REQUIRED TASK — Print the entries that appear below, exactly as written and without their pictures.

________________________

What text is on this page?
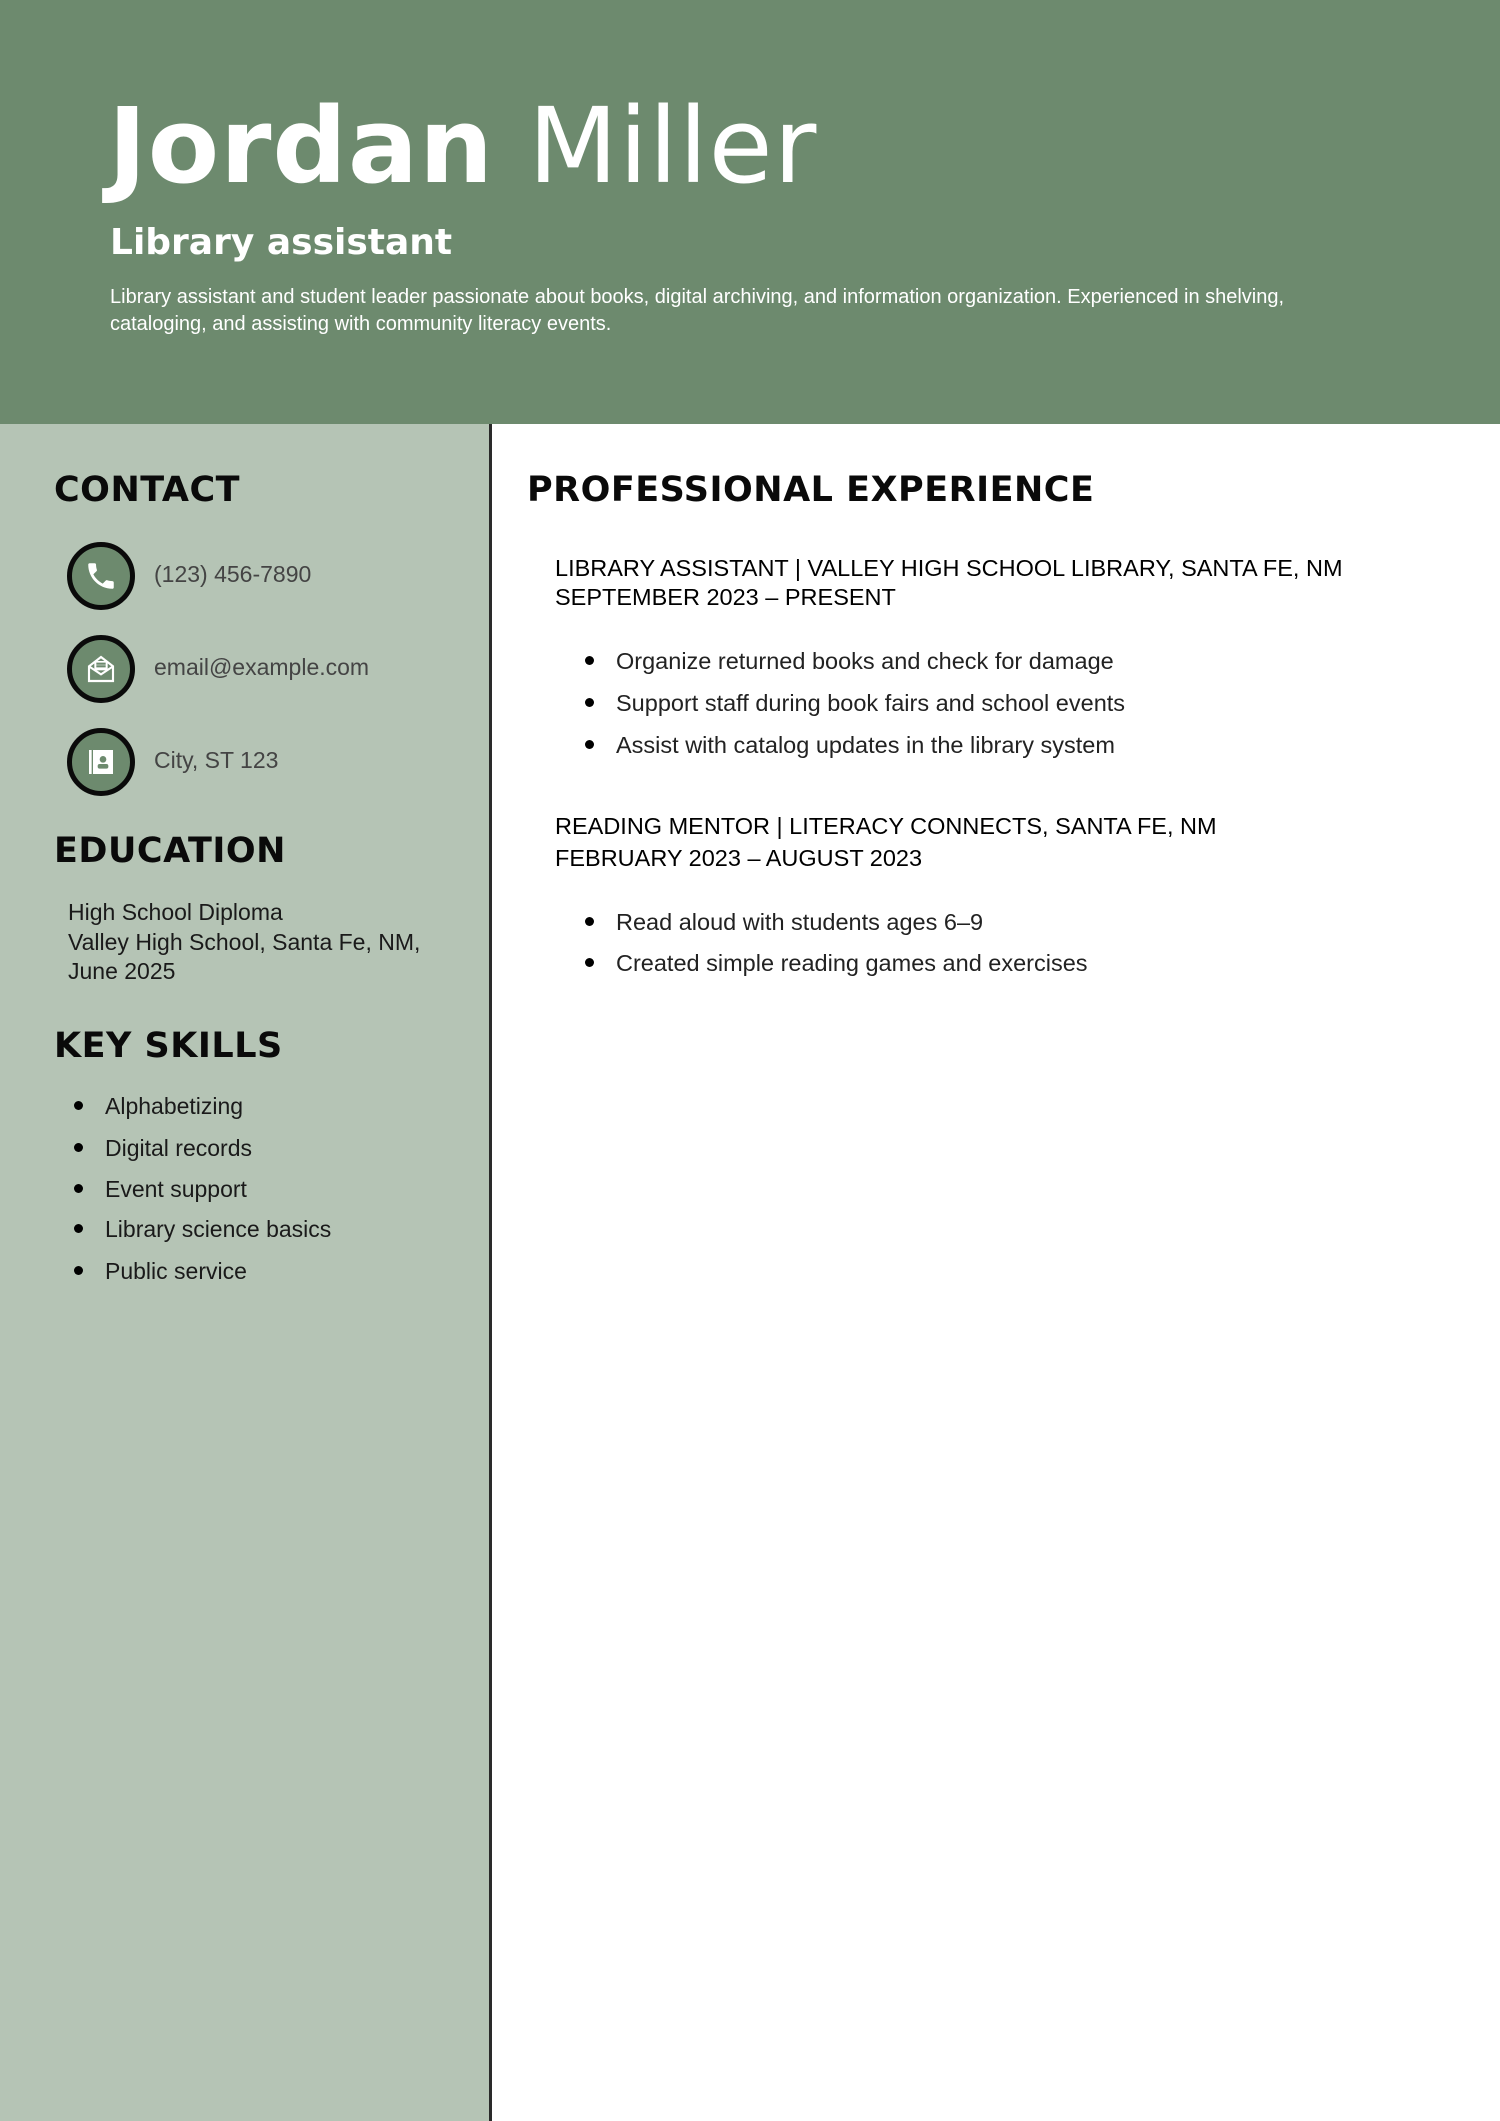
Jordan Miller
Library assistant
Library assistant and student leader passionate about books, digital archiving, and information organization. Experienced in shelving, cataloging, and assisting with community literacy events.
CONTACT
(123) 456-7890
email@example.com
City, ST 123
EDUCATION
High School Diploma
Valley High School, Santa Fe, NM,
June 2025
KEY SKILLS
Alphabetizing
Digital records
Event support
Library science basics
Public service
PROFESSIONAL EXPERIENCE
LIBRARY ASSISTANT | VALLEY HIGH SCHOOL LIBRARY, SANTA FE, NM
SEPTEMBER 2023 – PRESENT
Organize returned books and check for damage
Support staff during book fairs and school events
Assist with catalog updates in the library system
READING MENTOR | LITERACY CONNECTS, SANTA FE, NM
FEBRUARY 2023 – AUGUST 2023
Read aloud with students ages 6–9
Created simple reading games and exercises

________________________

TASK RESULT —
What text is on this page?
Jordan Miller
Library assistant
Library assistant and student leader passionate about books, digital archiving, and information organization. Experienced in shelving, cataloging, and assisting with community literacy events.
CONTACT
(123) 456-7890
email@example.com
City, ST 123
EDUCATION
High School Diploma
Valley High School, Santa Fe, NM,
June 2025
KEY SKILLS
Alphabetizing
Digital records
Event support
Library science basics
Public service
PROFESSIONAL EXPERIENCE
LIBRARY ASSISTANT | VALLEY HIGH SCHOOL LIBRARY, SANTA FE, NM
SEPTEMBER 2023 – PRESENT
Organize returned books and check for damage
Support staff during book fairs and school events
Assist with catalog updates in the library system
READING MENTOR | LITERACY CONNECTS, SANTA FE, NM
FEBRUARY 2023 – AUGUST 2023
Read aloud with students ages 6–9
Created simple reading games and exercises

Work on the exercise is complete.